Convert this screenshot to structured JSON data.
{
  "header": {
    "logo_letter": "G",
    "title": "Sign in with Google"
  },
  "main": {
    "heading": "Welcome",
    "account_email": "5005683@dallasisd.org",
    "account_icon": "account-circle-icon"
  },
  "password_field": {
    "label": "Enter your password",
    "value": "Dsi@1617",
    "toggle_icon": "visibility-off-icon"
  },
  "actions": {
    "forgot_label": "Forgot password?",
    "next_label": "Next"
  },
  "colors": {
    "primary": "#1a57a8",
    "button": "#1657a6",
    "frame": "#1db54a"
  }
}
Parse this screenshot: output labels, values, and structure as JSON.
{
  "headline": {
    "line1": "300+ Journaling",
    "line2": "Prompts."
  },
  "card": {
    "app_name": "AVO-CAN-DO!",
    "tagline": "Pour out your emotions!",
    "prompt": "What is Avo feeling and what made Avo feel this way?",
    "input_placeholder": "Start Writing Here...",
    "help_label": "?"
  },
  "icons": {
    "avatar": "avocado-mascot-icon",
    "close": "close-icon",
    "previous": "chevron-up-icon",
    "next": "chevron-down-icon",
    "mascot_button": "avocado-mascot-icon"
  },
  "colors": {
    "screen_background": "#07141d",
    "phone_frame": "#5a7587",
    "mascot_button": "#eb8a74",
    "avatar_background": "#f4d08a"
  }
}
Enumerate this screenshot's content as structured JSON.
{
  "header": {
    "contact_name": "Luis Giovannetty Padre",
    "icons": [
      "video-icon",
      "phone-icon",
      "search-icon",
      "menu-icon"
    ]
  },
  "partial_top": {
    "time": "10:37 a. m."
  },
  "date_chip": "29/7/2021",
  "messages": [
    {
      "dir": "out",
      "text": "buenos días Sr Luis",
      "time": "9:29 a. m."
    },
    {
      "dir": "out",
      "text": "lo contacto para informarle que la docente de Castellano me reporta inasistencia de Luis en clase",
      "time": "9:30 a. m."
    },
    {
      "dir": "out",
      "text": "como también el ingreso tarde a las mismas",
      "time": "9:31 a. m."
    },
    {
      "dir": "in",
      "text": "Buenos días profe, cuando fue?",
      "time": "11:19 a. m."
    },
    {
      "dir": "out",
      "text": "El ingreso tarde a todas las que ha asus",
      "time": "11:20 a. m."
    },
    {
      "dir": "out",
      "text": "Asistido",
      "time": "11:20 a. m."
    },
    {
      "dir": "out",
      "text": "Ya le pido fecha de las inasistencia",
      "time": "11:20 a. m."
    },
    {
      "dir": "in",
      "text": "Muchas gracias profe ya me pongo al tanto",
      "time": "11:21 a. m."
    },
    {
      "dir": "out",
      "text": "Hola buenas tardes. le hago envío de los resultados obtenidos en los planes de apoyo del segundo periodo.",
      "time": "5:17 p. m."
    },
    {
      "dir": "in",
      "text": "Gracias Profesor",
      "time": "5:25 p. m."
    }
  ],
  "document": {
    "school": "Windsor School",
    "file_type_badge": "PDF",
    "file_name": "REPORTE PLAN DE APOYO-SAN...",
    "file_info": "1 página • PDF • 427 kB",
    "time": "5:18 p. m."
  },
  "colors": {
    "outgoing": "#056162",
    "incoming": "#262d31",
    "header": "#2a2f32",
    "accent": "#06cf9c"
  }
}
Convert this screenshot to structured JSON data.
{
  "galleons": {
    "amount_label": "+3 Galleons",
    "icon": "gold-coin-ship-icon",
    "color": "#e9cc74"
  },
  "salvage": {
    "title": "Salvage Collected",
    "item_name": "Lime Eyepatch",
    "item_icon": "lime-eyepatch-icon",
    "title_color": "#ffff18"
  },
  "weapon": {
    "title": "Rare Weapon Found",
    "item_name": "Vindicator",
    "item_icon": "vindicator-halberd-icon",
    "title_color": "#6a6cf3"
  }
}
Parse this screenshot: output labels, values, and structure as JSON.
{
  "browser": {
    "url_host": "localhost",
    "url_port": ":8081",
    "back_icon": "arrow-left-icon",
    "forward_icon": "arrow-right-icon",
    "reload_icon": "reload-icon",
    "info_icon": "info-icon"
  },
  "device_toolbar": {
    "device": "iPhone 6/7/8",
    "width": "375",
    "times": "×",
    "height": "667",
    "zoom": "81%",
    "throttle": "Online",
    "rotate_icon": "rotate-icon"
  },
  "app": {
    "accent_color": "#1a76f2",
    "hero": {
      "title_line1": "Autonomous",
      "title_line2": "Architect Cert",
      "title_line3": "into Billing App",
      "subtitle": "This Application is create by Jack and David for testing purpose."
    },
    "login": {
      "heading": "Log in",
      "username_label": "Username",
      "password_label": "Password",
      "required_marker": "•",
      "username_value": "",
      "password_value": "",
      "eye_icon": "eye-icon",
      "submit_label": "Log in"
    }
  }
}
◆ ◆ ◆ ◆
• [Job]: Take every line from the data above that holds "inasistencia" and copy it out.

• [Written response]:
      "text": "lo contacto para informarle que la docente de Castellano me reporta inasistencia de Luis en clase",
      "text": "Ya le pido fecha de las inasistencia",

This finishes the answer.